◆ Supplied data:
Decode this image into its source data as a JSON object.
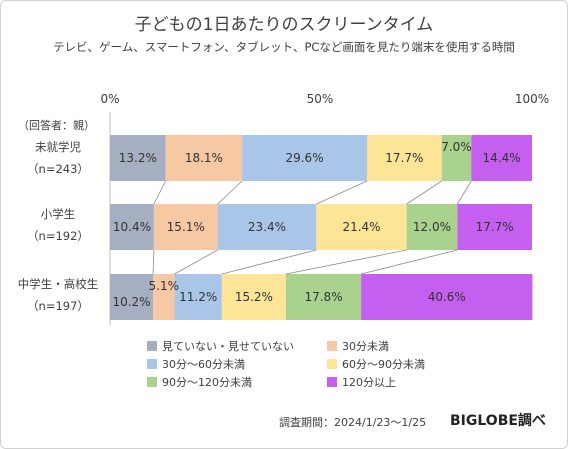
{
  "chart_data": {
    "type": "bar",
    "orientation": "horizontal",
    "stacked": "percent",
    "title": "子どもの1日あたりのスクリーンタイム",
    "subtitle": "テレビ、ゲーム、スマートフォン、タブレット、PCなど画面を見たり端末を使用する時間",
    "xlim": [
      0,
      100
    ],
    "x_ticks": [
      "0%",
      "50%",
      "100%"
    ],
    "respondent_label": "（回答者：親）",
    "categories": [
      {
        "name": "未就学児",
        "n": "（n=243）"
      },
      {
        "name": "小学生",
        "n": "（n=192）"
      },
      {
        "name": "中学生・高校生",
        "n": "（n=197）"
      }
    ],
    "series": [
      {
        "name": "見ていない・見せていない",
        "color": "#a6afc1",
        "values": [
          13.2,
          10.4,
          10.2
        ],
        "labels": [
          "13.2%",
          "10.4%",
          "10.2%"
        ]
      },
      {
        "name": "30分未満",
        "color": "#f7c8a4",
        "values": [
          18.1,
          15.1,
          5.1
        ],
        "labels": [
          "18.1%",
          "15.1%",
          "5.1%"
        ]
      },
      {
        "name": "30分〜60分未満",
        "color": "#a9c6e8",
        "values": [
          29.6,
          23.4,
          11.2
        ],
        "labels": [
          "29.6%",
          "23.4%",
          "11.2%"
        ]
      },
      {
        "name": "60分〜90分未満",
        "color": "#fde598",
        "values": [
          17.7,
          21.4,
          15.2
        ],
        "labels": [
          "17.7%",
          "21.4%",
          "15.2%"
        ]
      },
      {
        "name": "90分〜120分未満",
        "color": "#a9d28f",
        "values": [
          7.0,
          12.0,
          17.8
        ],
        "labels": [
          "7.0%",
          "12.0%",
          "17.8%"
        ]
      },
      {
        "name": "120分以上",
        "color": "#c45ff0",
        "values": [
          14.4,
          17.7,
          40.6
        ],
        "labels": [
          "14.4%",
          "17.7%",
          "40.6%"
        ]
      }
    ],
    "legend_position": "bottom",
    "grid": false
  },
  "footnote": "調査期間：2024/1/23〜1/25",
  "brand": "BIGLOBE調べ"
}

◆ Stated goal: Using the entries above, find all lines with "color". Copy them.

◆ Task answer:
        "color": "#a6afc1",
        "color": "#f7c8a4",
        "color": "#a9c6e8",
        "color": "#fde598",
        "color": "#a9d28f",
        "color": "#c45ff0",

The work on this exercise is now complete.